Task input:
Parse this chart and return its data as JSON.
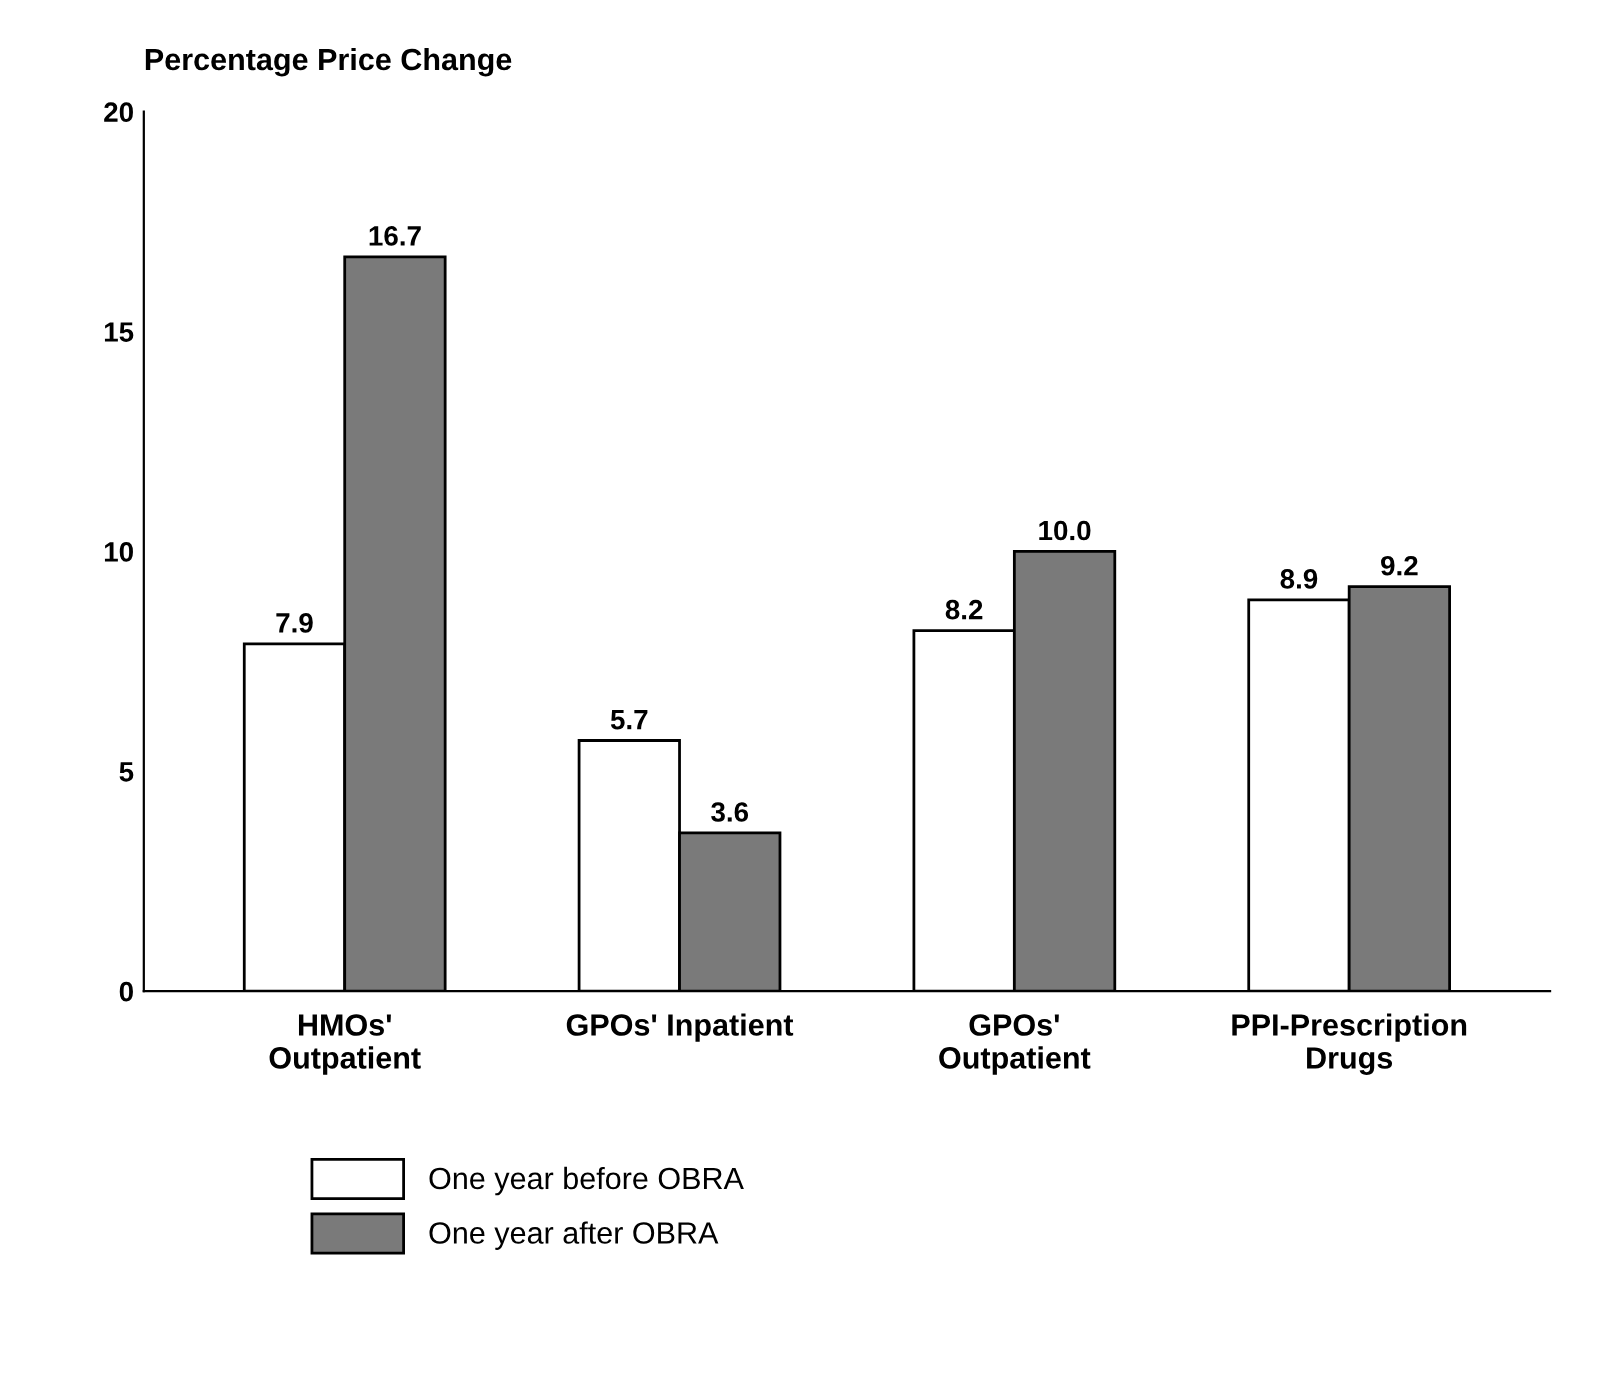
{
  "chart_data": {
    "type": "bar",
    "ylabel": "Percentage Price Change",
    "categories": [
      "HMOs'\nOutpatient",
      "GPOs' Inpatient",
      "GPOs'\nOutpatient",
      "PPI-Prescription\nDrugs"
    ],
    "series": [
      {
        "name": "One year before OBRA",
        "color": "#ffffff",
        "values": [
          7.9,
          5.7,
          8.2,
          8.9
        ],
        "value_labels": [
          "7.9",
          "5.7",
          "8.2",
          "8.9"
        ]
      },
      {
        "name": "One year after OBRA",
        "color": "#7a7a7a",
        "values": [
          16.7,
          3.6,
          10.0,
          9.2
        ],
        "value_labels": [
          "16.7",
          "3.6",
          "10.0",
          "9.2"
        ]
      }
    ],
    "ylim": [
      0,
      20
    ],
    "yticks": [
      0,
      5,
      10,
      15,
      20
    ],
    "grid": false,
    "legend": "bottom left"
  }
}
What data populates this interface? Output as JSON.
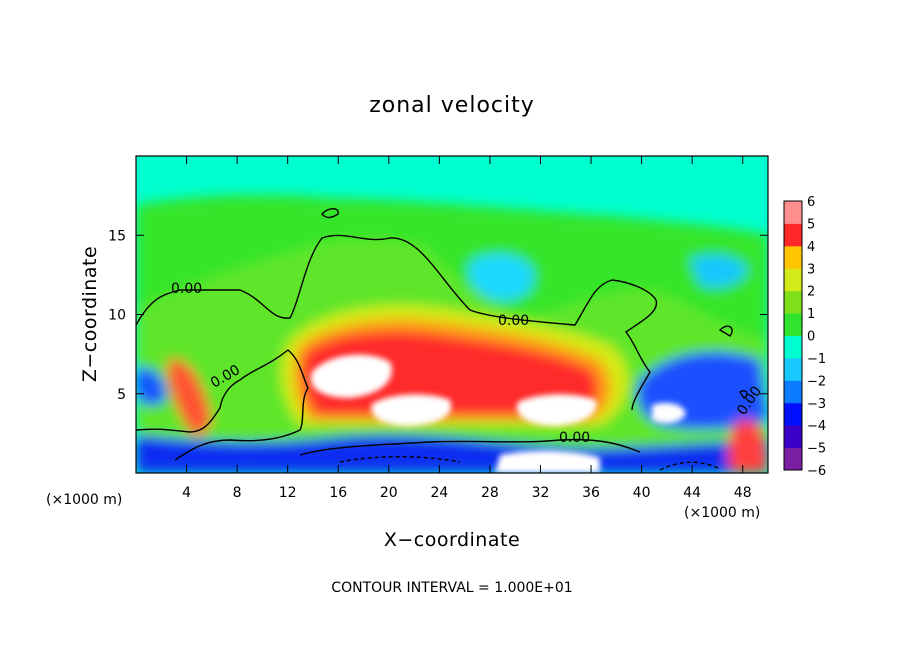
{
  "chart_data": {
    "type": "heatmap",
    "title": "zonal velocity",
    "xlabel": "X−coordinate",
    "ylabel": "Z−coordinate",
    "x_unit_left": "(×1000 m)",
    "x_unit_right": "(×1000 m)",
    "xlim": [
      0,
      50
    ],
    "ylim": [
      0,
      20
    ],
    "x_ticks": [
      "4",
      "8",
      "12",
      "16",
      "20",
      "24",
      "28",
      "32",
      "36",
      "40",
      "44",
      "48"
    ],
    "y_ticks": [
      "5",
      "10",
      "15"
    ],
    "colorbar": {
      "ticks": [
        "6",
        "5",
        "4",
        "3",
        "2",
        "1",
        "0",
        "−1",
        "−2",
        "−3",
        "−4",
        "−5",
        "−6"
      ],
      "range": [
        -6,
        6
      ]
    },
    "contour_labels": [
      "0.00",
      "0.00",
      "0.00",
      "0.00",
      "0.00"
    ],
    "footer": "CONTOUR INTERVAL = 1.000E+01",
    "features": [
      {
        "region": "upper layer (z 15–20)",
        "value": 0.5
      },
      {
        "region": "broad mid layer",
        "value": 1
      },
      {
        "region": "jet core x 14–38, z 3–9",
        "value": 6
      },
      {
        "region": "cyan blob x 28, z 12",
        "value": -3
      },
      {
        "region": "near-surface band z 1–3",
        "value": -5
      }
    ]
  },
  "colors": {
    "scale": [
      "#7a1fa2",
      "#3a00c8",
      "#0010ff",
      "#0b7bff",
      "#17c8ff",
      "#00ffd0",
      "#2fe32f",
      "#7fe01a",
      "#d4ea18",
      "#ffc400",
      "#ff6e1a",
      "#ff2828",
      "#ff8e8e",
      "#ffffff"
    ]
  }
}
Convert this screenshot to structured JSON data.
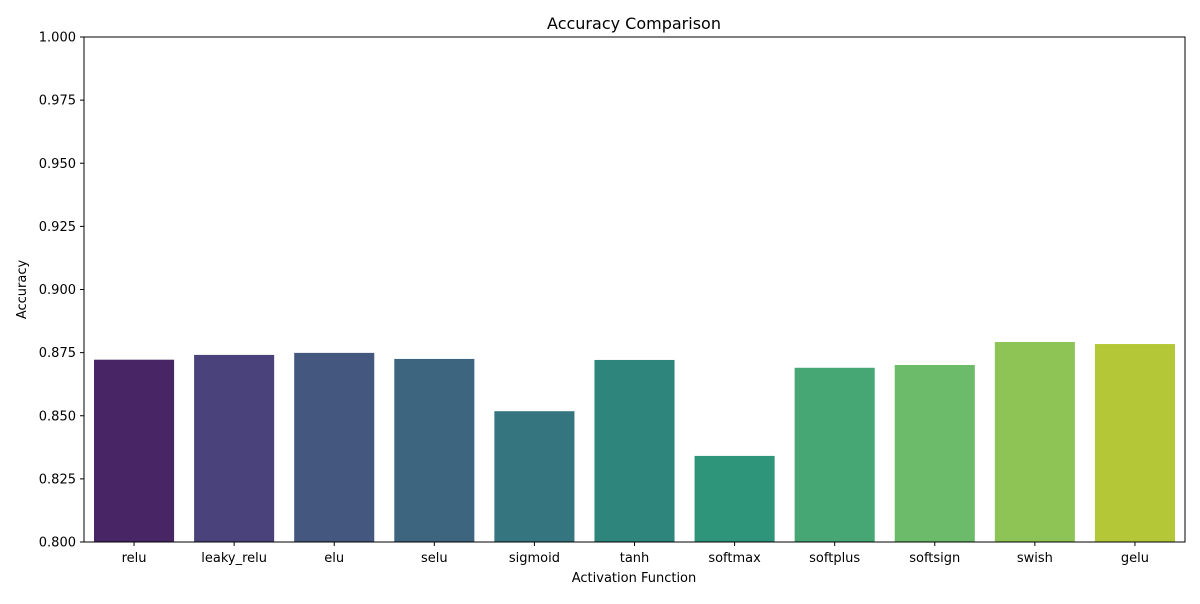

Job:
Repeat the records above exactly, omitting every picture.

Response for this exercise:
Parse this chart and return its data as JSON.
{
  "chart_data": {
    "type": "bar",
    "ylabel": "Percentage Price Change",
    "categories": [
      "HMOs'\nOutpatient",
      "GPOs' Inpatient",
      "GPOs'\nOutpatient",
      "PPI-Prescription\nDrugs"
    ],
    "series": [
      {
        "name": "One year before OBRA",
        "color": "#ffffff",
        "values": [
          7.9,
          5.7,
          8.2,
          8.9
        ],
        "value_labels": [
          "7.9",
          "5.7",
          "8.2",
          "8.9"
        ]
      },
      {
        "name": "One year after OBRA",
        "color": "#7a7a7a",
        "values": [
          16.7,
          3.6,
          10.0,
          9.2
        ],
        "value_labels": [
          "16.7",
          "3.6",
          "10.0",
          "9.2"
        ]
      }
    ],
    "ylim": [
      0,
      20
    ],
    "yticks": [
      0,
      5,
      10,
      15,
      20
    ],
    "grid": false,
    "legend": "bottom left"
  }
}
What data populates this interface? Output as JSON.
{
  "chart_data": {
    "type": "heatmap",
    "title": "zonal velocity",
    "xlabel": "X−coordinate",
    "ylabel": "Z−coordinate",
    "x_unit_left": "(×1000 m)",
    "x_unit_right": "(×1000 m)",
    "xlim": [
      0,
      50
    ],
    "ylim": [
      0,
      20
    ],
    "x_ticks": [
      "4",
      "8",
      "12",
      "16",
      "20",
      "24",
      "28",
      "32",
      "36",
      "40",
      "44",
      "48"
    ],
    "y_ticks": [
      "5",
      "10",
      "15"
    ],
    "colorbar": {
      "ticks": [
        "6",
        "5",
        "4",
        "3",
        "2",
        "1",
        "0",
        "−1",
        "−2",
        "−3",
        "−4",
        "−5",
        "−6"
      ],
      "range": [
        -6,
        6
      ]
    },
    "contour_labels": [
      "0.00",
      "0.00",
      "0.00",
      "0.00",
      "0.00"
    ],
    "footer": "CONTOUR INTERVAL = 1.000E+01",
    "features": [
      {
        "region": "upper layer (z 15–20)",
        "value": 0.5
      },
      {
        "region": "broad mid layer",
        "value": 1
      },
      {
        "region": "jet core x 14–38, z 3–9",
        "value": 6
      },
      {
        "region": "cyan blob x 28, z 12",
        "value": -3
      },
      {
        "region": "near-surface band z 1–3",
        "value": -5
      }
    ]
  },
  "colors": {
    "scale": [
      "#7a1fa2",
      "#3a00c8",
      "#0010ff",
      "#0b7bff",
      "#17c8ff",
      "#00ffd0",
      "#2fe32f",
      "#7fe01a",
      "#d4ea18",
      "#ffc400",
      "#ff6e1a",
      "#ff2828",
      "#ff8e8e",
      "#ffffff"
    ]
  }
}
Convert this screenshot to structured JSON data.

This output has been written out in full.